- Records:
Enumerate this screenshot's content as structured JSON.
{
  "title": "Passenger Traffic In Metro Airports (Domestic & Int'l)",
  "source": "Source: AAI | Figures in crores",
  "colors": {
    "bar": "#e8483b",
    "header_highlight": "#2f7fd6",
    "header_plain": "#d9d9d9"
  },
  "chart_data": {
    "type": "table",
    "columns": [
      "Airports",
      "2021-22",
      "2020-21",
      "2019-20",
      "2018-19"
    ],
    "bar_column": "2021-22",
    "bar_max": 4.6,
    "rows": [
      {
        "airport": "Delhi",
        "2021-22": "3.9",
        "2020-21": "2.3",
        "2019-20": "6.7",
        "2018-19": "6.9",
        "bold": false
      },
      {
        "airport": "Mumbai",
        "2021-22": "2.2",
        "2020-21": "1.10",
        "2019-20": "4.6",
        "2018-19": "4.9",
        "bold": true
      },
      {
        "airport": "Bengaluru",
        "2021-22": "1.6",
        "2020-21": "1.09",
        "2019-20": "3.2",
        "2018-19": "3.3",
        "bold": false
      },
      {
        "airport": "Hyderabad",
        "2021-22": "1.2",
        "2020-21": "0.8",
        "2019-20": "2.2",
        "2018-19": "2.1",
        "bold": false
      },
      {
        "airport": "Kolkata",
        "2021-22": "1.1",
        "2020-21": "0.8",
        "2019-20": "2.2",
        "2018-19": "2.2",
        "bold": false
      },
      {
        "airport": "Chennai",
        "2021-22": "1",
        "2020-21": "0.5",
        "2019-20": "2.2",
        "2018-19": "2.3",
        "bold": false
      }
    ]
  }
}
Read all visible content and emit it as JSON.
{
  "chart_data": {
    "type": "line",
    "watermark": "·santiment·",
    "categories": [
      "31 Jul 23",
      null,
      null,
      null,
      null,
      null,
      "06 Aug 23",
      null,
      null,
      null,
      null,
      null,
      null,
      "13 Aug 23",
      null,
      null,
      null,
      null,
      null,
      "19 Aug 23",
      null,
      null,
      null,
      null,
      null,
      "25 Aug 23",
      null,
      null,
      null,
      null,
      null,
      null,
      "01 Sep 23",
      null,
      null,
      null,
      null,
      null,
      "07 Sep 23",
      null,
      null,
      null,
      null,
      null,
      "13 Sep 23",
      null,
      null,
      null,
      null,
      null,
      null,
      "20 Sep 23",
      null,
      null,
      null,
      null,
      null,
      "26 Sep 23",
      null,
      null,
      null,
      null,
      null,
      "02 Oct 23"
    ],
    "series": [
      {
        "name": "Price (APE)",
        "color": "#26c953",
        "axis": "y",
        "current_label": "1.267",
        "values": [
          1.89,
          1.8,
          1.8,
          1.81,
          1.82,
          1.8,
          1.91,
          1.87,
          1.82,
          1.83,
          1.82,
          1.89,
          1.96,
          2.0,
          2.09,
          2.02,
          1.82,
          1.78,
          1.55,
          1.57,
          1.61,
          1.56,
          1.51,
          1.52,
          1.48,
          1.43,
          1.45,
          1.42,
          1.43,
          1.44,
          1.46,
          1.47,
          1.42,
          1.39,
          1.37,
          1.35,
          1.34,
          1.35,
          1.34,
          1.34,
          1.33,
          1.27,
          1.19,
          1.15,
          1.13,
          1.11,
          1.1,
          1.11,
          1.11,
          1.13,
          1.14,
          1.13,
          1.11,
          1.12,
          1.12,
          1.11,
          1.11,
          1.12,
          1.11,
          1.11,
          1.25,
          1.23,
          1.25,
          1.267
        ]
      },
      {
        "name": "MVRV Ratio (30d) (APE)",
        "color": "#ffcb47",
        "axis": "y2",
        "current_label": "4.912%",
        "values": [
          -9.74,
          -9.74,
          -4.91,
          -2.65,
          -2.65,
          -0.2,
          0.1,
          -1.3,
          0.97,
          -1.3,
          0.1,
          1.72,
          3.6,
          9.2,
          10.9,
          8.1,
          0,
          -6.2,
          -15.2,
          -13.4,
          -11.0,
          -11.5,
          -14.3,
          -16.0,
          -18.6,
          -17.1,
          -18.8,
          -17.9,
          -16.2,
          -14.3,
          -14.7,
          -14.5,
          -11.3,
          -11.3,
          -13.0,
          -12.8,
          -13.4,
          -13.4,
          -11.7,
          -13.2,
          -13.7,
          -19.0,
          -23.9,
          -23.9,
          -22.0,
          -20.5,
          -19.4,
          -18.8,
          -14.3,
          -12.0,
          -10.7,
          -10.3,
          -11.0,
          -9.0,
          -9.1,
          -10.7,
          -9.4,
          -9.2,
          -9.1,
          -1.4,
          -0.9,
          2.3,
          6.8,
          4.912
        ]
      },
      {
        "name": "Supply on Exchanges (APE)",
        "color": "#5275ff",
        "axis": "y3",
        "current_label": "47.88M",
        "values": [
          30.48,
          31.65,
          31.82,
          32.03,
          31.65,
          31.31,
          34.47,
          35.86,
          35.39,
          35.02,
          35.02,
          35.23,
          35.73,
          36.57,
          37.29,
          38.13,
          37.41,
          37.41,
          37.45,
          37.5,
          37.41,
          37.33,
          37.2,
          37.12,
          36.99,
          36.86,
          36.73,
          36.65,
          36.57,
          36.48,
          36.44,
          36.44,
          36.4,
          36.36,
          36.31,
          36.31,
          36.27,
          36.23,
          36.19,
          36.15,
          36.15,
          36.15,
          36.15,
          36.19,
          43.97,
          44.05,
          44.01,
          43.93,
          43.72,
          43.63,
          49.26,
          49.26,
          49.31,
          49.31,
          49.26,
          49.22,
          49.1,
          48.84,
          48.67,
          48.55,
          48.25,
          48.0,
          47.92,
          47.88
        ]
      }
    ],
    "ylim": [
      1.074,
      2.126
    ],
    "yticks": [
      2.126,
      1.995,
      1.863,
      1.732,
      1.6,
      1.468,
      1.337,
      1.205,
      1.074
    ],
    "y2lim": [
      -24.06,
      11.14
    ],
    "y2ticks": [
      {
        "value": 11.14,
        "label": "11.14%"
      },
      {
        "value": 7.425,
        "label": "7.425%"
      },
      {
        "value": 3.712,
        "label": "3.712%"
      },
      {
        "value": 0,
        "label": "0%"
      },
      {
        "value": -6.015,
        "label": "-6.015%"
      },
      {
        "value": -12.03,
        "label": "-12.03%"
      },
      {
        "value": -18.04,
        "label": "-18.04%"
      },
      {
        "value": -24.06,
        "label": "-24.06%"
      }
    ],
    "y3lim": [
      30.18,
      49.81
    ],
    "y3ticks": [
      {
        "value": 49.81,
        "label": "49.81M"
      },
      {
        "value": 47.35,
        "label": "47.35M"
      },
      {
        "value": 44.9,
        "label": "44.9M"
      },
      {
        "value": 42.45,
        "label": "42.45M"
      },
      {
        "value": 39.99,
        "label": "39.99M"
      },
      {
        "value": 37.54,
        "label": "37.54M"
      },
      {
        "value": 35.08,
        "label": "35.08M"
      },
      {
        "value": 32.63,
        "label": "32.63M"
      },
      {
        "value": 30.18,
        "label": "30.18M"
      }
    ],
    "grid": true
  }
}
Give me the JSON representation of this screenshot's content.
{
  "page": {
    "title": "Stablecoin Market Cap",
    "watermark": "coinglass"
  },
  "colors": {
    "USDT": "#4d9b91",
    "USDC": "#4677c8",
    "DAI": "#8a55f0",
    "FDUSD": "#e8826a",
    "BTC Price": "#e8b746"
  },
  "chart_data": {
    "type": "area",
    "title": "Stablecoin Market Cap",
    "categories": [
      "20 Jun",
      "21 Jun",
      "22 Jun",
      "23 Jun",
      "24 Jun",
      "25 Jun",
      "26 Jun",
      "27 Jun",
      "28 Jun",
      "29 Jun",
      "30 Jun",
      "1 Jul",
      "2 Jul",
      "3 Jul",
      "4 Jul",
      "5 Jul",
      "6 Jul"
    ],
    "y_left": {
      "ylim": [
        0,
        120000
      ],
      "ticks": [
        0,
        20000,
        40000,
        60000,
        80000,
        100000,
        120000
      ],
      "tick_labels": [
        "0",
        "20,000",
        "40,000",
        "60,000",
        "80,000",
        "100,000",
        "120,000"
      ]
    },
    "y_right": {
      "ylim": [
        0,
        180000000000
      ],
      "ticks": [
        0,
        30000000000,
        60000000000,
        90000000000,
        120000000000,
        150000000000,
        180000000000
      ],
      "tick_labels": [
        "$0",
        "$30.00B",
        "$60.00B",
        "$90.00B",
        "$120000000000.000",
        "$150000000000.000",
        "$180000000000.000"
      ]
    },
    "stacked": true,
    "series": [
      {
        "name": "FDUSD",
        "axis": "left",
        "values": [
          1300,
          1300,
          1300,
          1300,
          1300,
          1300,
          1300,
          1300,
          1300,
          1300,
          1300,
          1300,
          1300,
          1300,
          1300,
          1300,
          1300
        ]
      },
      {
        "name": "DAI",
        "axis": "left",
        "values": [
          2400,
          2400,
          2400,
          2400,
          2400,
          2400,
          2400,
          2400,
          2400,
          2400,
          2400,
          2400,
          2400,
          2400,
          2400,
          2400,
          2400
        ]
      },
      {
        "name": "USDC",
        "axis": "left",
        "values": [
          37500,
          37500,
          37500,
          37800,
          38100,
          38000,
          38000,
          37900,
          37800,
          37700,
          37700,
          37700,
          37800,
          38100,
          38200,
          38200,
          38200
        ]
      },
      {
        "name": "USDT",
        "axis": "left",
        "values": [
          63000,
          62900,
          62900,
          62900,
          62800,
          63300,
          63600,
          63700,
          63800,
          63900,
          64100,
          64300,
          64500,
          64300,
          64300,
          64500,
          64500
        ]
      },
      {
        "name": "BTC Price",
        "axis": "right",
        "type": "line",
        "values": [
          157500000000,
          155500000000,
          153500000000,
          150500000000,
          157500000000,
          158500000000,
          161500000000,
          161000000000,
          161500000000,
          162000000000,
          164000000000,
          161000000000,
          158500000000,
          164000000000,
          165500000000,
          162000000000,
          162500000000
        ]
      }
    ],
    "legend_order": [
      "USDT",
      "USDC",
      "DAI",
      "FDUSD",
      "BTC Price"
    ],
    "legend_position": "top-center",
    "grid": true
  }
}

- Challenge:
Scan the material above. Extract every line in which the word "this" occurs.

- Problem solution:
Enumerate this screenshot's content as structured JSON.
Give me the JSON representation of this screenshot's content.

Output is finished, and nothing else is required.